■ **The problem**: Copy out every line that contains the word "atomic".
+-------+
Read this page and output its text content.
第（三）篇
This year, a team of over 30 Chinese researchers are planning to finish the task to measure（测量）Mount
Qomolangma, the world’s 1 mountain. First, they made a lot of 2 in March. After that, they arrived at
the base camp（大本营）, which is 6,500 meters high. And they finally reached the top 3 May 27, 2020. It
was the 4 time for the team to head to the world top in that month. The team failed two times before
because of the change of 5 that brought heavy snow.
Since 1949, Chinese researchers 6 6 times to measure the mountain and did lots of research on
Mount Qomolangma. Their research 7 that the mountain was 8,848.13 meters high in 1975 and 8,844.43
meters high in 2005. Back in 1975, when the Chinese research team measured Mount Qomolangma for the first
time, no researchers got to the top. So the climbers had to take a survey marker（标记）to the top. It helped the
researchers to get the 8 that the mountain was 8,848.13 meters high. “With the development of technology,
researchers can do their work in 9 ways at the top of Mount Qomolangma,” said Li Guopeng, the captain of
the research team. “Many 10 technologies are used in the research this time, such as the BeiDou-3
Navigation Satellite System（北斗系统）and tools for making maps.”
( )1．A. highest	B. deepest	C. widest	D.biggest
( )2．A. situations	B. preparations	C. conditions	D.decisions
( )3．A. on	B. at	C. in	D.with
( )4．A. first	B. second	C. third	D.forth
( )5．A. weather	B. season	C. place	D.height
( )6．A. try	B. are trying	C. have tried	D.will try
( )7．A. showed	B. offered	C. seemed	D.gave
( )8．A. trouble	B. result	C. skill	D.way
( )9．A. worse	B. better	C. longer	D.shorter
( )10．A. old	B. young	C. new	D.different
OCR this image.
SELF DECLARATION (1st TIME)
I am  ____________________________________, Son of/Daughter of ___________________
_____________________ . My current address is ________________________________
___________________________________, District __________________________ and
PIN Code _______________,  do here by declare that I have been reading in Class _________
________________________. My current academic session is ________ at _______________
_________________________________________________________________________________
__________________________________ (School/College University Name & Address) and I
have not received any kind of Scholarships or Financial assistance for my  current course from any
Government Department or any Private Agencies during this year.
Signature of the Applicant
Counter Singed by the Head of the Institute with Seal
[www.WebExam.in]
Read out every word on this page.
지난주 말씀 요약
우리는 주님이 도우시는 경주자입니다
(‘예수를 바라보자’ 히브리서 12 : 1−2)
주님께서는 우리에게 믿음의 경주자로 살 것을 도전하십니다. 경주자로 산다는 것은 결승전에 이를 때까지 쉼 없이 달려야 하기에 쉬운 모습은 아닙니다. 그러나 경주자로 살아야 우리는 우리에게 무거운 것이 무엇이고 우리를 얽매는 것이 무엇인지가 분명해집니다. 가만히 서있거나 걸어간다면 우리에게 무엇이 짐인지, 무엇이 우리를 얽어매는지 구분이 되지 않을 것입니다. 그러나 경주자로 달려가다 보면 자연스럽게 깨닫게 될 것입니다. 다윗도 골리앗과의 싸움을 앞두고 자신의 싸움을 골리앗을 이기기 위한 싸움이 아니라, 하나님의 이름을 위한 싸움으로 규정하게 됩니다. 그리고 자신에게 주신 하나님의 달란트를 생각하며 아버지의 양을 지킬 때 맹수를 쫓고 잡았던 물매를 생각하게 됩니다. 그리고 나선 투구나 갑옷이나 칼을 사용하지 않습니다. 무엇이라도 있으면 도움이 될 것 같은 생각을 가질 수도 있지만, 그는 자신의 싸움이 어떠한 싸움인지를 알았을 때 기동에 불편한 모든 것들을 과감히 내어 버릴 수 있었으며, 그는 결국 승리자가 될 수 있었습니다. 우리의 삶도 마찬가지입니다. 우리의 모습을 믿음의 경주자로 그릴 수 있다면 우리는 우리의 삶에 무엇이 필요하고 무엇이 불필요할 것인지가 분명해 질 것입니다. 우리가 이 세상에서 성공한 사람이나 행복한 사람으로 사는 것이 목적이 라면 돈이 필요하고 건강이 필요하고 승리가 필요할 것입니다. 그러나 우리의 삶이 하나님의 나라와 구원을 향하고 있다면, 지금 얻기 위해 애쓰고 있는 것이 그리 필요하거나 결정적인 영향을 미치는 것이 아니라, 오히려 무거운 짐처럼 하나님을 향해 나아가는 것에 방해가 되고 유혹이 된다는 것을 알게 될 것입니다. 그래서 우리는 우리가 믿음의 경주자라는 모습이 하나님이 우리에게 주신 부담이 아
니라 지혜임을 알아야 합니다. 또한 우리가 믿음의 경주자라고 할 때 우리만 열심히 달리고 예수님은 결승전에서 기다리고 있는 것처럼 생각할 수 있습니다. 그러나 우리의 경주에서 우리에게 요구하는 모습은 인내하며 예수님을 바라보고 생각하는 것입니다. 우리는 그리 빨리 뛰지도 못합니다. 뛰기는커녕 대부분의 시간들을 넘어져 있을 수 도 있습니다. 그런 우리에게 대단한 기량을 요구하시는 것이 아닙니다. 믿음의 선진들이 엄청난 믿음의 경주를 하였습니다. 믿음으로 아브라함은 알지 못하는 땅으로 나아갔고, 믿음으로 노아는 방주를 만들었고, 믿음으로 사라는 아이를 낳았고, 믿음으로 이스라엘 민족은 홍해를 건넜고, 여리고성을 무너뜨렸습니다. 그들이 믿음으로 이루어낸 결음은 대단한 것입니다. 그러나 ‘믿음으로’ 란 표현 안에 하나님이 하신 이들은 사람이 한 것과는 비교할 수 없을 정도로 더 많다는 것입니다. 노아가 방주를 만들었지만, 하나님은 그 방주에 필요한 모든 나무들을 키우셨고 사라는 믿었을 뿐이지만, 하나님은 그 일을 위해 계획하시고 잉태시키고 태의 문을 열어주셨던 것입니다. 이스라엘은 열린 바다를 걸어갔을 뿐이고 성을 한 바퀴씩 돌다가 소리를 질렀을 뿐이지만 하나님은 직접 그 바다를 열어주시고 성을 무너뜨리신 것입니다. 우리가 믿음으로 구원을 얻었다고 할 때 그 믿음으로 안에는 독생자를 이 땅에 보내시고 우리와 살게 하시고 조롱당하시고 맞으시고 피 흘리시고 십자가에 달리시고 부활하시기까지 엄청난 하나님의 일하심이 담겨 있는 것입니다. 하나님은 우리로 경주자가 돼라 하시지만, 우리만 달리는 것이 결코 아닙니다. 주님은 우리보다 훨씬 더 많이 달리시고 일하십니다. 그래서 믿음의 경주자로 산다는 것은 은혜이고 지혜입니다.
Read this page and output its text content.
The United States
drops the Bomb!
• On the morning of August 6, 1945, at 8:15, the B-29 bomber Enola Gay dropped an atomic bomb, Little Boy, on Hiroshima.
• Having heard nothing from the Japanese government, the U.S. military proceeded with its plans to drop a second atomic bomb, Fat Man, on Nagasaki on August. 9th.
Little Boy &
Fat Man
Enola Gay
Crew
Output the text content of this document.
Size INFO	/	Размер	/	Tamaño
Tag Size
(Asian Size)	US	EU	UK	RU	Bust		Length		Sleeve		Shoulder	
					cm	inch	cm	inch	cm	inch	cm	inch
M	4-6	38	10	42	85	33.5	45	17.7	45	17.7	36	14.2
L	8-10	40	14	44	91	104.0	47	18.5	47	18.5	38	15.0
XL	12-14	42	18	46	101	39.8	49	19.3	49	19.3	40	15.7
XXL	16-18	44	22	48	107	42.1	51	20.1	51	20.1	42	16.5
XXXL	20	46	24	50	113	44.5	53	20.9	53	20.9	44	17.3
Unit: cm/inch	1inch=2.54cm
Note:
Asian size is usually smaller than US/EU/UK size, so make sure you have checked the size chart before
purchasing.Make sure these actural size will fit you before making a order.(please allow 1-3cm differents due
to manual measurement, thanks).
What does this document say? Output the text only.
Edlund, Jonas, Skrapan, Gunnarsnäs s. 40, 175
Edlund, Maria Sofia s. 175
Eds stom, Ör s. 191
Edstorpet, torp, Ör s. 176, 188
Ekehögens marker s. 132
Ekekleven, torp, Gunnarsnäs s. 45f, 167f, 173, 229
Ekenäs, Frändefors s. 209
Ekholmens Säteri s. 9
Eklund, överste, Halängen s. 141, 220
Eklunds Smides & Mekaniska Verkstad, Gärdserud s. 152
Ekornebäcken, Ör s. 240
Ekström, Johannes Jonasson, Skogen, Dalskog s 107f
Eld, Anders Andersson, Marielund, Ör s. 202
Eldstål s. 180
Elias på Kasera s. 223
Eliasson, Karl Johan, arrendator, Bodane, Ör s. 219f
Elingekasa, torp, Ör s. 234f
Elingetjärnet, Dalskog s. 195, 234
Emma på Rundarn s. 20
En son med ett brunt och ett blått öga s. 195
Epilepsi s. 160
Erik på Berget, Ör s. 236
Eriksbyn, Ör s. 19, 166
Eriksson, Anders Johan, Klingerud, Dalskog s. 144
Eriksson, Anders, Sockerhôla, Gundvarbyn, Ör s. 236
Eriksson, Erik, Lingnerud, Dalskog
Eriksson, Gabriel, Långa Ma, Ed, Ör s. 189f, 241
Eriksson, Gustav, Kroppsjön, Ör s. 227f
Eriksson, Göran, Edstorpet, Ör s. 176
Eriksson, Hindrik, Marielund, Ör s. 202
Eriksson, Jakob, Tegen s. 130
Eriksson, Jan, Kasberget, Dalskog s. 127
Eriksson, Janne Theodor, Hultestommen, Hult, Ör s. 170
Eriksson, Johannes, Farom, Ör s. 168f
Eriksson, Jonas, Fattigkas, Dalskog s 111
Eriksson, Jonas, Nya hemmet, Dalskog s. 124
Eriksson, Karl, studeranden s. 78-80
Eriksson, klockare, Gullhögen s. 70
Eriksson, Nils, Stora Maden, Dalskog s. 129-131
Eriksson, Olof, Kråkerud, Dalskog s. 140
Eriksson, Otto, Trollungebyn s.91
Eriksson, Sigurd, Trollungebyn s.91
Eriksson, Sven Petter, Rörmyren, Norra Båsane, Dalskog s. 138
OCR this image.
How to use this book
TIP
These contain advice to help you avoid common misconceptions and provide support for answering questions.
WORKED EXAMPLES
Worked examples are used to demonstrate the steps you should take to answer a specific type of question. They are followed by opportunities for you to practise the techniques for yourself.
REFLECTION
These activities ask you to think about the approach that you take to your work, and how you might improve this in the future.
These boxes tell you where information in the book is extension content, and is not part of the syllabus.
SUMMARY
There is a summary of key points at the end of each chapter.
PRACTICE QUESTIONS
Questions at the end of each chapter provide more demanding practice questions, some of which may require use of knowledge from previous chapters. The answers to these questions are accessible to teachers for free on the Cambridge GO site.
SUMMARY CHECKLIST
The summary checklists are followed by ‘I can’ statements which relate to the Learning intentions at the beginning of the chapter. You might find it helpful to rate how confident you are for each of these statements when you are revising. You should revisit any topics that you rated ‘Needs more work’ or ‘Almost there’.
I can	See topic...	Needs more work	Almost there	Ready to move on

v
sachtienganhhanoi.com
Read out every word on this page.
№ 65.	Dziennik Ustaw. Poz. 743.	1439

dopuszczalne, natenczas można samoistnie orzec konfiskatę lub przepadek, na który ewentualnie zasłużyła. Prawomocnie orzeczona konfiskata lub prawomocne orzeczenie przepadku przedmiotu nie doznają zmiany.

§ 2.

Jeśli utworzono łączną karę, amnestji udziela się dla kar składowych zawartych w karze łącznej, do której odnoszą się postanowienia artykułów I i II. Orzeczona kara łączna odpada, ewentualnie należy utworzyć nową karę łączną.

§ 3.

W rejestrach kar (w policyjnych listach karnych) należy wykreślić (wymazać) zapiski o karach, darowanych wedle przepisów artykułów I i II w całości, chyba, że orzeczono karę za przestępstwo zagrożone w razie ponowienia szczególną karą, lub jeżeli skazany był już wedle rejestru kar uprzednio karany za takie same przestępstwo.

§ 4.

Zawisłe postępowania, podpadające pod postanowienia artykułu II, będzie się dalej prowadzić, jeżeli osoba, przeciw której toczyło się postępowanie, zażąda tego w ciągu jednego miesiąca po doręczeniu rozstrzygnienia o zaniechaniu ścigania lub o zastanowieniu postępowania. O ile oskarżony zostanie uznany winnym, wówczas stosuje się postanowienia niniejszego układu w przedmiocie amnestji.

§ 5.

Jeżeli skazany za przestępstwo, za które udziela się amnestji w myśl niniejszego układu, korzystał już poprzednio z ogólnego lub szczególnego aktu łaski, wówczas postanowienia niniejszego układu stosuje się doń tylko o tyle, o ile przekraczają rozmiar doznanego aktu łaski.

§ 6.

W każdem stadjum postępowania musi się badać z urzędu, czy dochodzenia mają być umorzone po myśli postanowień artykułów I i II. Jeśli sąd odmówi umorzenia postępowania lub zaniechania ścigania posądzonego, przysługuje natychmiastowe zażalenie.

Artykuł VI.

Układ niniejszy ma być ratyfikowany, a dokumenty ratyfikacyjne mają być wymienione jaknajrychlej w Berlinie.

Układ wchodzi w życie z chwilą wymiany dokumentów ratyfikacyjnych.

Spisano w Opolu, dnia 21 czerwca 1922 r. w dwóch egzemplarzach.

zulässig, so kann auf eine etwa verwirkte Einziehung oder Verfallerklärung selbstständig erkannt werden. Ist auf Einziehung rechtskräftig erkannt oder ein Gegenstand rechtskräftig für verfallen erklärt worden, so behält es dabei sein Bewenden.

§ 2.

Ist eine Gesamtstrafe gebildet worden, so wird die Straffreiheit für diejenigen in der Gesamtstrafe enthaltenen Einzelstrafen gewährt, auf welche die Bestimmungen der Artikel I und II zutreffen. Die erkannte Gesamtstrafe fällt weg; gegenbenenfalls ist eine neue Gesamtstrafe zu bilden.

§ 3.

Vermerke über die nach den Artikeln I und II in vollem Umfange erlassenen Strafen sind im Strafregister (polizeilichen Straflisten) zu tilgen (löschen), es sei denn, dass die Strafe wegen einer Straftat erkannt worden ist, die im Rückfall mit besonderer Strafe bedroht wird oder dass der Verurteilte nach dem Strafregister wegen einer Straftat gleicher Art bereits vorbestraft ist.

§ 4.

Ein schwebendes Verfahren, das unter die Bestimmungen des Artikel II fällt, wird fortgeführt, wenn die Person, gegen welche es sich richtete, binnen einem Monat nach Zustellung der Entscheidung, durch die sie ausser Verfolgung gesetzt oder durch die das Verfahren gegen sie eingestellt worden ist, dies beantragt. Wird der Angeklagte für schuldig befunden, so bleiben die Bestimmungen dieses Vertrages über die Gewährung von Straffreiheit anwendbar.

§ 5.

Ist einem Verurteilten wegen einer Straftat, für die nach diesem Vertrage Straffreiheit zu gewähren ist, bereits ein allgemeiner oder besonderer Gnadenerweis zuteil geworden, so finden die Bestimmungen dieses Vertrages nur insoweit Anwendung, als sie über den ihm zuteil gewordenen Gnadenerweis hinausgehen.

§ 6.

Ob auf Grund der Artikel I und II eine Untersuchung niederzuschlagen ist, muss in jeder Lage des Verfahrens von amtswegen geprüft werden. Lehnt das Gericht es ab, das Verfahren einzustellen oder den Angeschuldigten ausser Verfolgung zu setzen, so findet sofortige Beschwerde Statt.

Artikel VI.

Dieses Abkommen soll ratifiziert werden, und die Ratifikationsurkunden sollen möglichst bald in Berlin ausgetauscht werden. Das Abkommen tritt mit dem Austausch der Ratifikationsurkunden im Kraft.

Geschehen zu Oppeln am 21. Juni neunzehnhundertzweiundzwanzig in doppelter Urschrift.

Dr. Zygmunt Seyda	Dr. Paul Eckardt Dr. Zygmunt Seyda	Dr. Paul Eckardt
+-------+
■ **Task response**:
• On the morning of August 6, 1945, at 8:15, the B-29 bomber Enola Gay dropped an atomic bomb, Little Boy, on Hiroshima.
• Having heard nothing from the Japanese government, the U.S. military proceeded with its plans to drop a second atomic bomb, Fat Man, on Nagasaki on August. 9th.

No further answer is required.